Element placement records:
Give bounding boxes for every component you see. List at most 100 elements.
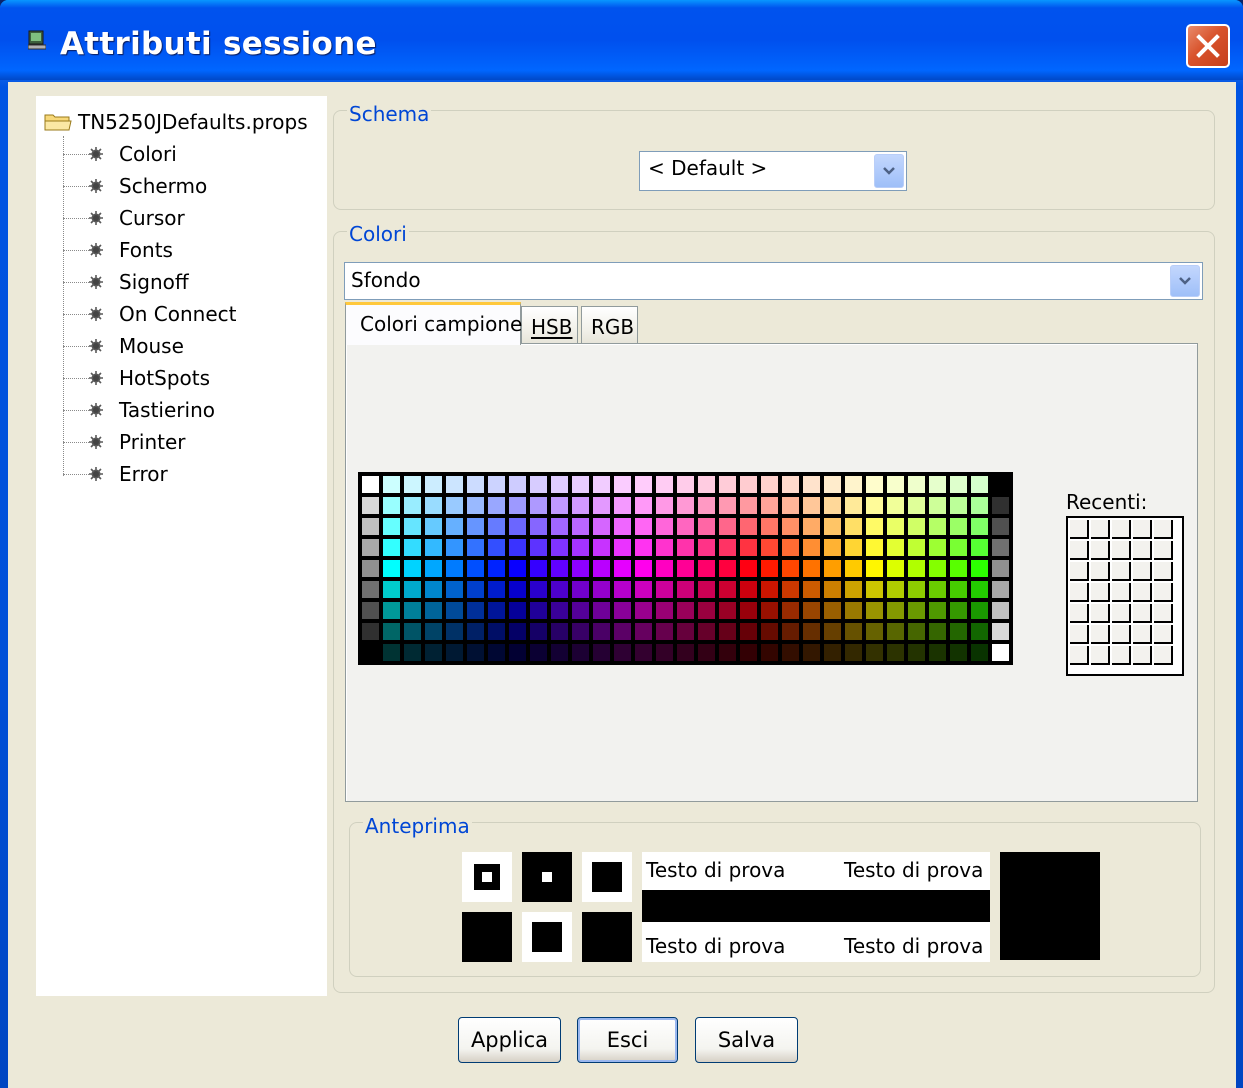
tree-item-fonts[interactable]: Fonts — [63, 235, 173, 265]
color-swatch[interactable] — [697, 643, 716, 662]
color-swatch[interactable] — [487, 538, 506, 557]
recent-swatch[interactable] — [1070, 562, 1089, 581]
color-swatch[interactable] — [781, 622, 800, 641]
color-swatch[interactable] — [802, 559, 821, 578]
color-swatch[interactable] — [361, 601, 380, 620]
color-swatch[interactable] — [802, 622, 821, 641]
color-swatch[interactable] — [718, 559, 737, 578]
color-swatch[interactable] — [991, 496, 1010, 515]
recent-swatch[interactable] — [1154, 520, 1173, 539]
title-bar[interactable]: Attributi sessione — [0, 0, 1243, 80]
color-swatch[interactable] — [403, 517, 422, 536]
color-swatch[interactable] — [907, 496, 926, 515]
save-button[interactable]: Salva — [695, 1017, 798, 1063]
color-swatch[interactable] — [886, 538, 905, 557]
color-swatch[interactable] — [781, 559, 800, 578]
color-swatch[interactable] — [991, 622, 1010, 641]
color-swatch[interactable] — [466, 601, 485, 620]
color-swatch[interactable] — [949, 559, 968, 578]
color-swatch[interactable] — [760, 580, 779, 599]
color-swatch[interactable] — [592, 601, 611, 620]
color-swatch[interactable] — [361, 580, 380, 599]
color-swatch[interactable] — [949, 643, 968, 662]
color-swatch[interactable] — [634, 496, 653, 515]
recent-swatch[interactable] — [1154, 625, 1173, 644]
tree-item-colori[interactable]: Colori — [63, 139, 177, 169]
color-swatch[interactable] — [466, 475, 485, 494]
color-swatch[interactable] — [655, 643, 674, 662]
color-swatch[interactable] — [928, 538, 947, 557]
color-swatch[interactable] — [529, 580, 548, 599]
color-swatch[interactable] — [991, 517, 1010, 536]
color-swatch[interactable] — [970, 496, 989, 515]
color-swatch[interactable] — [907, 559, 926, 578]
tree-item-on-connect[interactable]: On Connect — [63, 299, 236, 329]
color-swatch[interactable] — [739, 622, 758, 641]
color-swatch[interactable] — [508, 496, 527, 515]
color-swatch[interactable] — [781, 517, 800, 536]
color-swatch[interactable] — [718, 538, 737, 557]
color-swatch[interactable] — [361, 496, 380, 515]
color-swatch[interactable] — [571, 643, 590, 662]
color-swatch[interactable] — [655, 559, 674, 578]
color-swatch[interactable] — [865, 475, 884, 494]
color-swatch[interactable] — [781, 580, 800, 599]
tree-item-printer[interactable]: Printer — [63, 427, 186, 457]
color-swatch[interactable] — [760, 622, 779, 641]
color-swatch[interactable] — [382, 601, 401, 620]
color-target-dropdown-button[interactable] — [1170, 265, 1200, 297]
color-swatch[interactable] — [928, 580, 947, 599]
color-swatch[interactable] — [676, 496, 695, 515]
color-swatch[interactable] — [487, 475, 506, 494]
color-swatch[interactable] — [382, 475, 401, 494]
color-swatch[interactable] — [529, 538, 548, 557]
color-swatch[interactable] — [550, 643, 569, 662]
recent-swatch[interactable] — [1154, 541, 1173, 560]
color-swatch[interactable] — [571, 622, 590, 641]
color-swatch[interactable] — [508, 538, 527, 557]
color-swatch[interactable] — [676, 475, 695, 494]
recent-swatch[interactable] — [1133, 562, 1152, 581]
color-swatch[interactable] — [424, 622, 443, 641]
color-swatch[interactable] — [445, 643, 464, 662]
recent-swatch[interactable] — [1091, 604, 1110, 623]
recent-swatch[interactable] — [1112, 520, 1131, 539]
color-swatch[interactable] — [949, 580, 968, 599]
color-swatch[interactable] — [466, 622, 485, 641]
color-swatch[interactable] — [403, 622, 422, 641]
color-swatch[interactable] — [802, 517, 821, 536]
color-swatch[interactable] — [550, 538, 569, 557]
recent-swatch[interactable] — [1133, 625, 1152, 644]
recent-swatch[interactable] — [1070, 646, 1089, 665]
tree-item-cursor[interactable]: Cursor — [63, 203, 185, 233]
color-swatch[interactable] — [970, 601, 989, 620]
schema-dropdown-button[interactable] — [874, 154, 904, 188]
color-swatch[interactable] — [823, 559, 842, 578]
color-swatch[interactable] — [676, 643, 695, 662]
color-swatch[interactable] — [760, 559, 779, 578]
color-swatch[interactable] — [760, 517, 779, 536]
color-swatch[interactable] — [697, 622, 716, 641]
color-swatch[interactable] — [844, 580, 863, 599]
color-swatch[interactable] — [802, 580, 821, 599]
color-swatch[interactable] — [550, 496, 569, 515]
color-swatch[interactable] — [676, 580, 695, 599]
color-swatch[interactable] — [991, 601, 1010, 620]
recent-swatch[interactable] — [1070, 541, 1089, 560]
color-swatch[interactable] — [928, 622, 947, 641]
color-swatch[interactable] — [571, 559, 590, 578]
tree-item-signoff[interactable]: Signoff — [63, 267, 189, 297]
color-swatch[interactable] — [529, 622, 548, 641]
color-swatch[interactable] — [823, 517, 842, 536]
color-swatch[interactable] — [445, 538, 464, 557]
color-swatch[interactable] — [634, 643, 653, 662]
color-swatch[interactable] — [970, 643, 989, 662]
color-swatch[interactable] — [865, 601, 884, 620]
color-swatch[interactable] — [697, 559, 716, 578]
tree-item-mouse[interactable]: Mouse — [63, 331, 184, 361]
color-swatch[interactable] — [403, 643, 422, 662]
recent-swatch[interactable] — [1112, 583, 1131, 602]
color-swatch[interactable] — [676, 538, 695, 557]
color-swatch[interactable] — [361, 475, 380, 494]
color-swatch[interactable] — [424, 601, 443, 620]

--

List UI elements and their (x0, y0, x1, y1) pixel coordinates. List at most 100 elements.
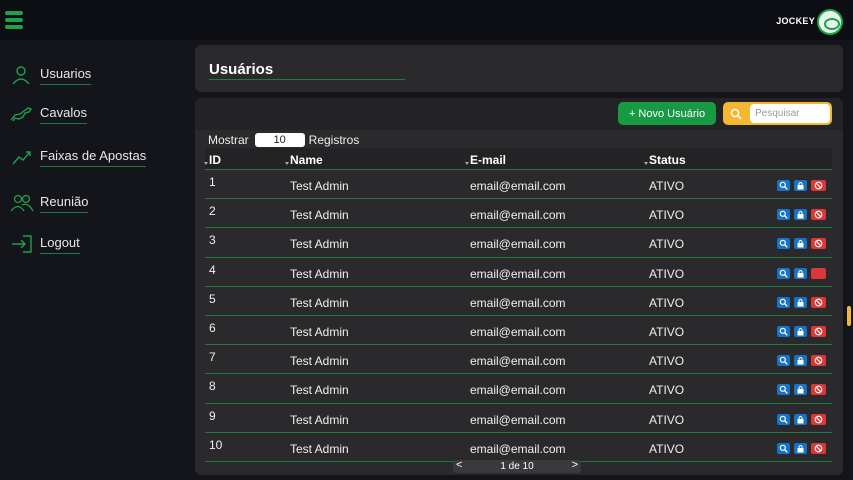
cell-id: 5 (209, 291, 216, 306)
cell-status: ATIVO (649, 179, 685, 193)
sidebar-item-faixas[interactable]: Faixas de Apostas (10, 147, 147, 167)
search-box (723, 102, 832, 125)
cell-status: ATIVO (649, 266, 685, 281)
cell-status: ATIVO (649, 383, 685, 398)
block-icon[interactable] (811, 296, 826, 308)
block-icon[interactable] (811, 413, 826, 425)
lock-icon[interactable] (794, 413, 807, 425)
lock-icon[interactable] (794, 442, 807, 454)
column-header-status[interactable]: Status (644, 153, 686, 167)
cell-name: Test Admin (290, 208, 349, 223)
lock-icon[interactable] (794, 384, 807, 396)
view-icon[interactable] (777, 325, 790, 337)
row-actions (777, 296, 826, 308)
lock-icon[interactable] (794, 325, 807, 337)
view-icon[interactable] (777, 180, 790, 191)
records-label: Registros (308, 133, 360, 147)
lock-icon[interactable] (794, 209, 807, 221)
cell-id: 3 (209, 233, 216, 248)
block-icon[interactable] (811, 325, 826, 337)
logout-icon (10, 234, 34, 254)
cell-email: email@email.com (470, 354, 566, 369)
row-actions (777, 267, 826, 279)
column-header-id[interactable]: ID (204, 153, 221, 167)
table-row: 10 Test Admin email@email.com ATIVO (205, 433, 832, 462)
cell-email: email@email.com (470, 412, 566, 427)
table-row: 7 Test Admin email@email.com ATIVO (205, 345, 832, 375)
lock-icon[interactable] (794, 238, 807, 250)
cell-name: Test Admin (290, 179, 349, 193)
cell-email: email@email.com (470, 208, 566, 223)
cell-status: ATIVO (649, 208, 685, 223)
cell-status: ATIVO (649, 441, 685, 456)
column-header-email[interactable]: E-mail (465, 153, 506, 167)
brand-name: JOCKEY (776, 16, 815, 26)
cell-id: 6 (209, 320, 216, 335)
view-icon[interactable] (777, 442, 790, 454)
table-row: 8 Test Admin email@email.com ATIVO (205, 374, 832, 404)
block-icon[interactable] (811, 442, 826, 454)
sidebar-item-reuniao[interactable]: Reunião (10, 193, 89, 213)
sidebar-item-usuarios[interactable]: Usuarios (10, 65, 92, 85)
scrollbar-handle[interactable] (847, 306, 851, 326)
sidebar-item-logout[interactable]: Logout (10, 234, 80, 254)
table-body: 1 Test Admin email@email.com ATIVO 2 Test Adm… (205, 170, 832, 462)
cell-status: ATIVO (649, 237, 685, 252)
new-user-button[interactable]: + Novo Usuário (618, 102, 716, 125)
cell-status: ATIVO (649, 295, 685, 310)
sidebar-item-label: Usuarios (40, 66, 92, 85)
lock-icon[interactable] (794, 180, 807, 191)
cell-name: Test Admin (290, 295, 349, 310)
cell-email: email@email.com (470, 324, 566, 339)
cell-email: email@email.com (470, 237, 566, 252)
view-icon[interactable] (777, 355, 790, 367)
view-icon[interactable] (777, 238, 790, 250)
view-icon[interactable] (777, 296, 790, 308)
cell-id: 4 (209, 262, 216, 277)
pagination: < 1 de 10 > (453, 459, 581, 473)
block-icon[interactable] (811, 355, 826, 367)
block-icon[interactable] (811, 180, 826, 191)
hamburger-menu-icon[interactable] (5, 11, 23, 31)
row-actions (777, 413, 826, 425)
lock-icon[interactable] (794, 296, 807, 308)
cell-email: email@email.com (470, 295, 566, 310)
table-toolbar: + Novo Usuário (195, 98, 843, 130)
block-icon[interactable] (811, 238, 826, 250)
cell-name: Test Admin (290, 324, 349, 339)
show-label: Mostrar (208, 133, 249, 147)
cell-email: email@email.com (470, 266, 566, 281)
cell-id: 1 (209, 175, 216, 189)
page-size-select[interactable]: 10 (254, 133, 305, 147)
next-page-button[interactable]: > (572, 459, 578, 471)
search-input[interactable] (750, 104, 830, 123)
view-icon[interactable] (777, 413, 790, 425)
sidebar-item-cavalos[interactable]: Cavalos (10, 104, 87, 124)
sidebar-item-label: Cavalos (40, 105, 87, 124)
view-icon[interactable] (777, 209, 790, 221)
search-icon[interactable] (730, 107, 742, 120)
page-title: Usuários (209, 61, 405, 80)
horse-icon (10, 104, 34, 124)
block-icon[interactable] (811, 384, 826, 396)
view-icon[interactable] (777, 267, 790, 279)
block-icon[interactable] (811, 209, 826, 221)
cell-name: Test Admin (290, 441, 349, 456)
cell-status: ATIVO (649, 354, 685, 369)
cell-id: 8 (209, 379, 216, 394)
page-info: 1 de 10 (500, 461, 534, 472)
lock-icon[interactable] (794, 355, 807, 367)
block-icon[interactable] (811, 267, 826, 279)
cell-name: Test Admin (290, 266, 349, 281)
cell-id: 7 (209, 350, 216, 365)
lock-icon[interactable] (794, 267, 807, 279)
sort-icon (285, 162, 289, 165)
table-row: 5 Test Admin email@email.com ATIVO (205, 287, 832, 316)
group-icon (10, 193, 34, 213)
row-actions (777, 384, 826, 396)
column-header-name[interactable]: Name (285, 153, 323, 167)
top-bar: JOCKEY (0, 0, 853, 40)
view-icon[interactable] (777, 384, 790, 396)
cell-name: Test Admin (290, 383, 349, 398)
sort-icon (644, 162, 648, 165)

What you are asked to do:
In the part of the records that opens with the line containing "cell-id: 5 (209, 291, 216, 306)" and closes with the line containing "cell-id: 3 (209, 233, 216, 248)", swap every "ATIVO" for "ACTIVE". Write out that part again with nothing else changed.

Solution to this exercise:
cell-id: 5 (209, 291, 216, 306)
cell-status: ACTIVE (649, 179, 685, 193)
sidebar-item-faixas[interactable]: Faixas de Apostas (10, 147, 147, 167)
search-box (723, 102, 832, 125)
cell-status: ACTIVE (649, 266, 685, 281)
cell-status: ACTIVE (649, 383, 685, 398)
block-icon[interactable] (811, 296, 826, 308)
block-icon[interactable] (811, 413, 826, 425)
lock-icon[interactable] (794, 413, 807, 425)
lock-icon[interactable] (794, 442, 807, 454)
column-header-status[interactable]: Status (644, 153, 686, 167)
cell-name: Test Admin (290, 208, 349, 223)
lock-icon[interactable] (794, 384, 807, 396)
view-icon[interactable] (777, 325, 790, 337)
row-actions (777, 296, 826, 308)
lock-icon[interactable] (794, 325, 807, 337)
view-icon[interactable] (777, 180, 790, 191)
records-label: Registros (308, 133, 360, 147)
lock-icon[interactable] (794, 209, 807, 221)
cell-id: 3 (209, 233, 216, 248)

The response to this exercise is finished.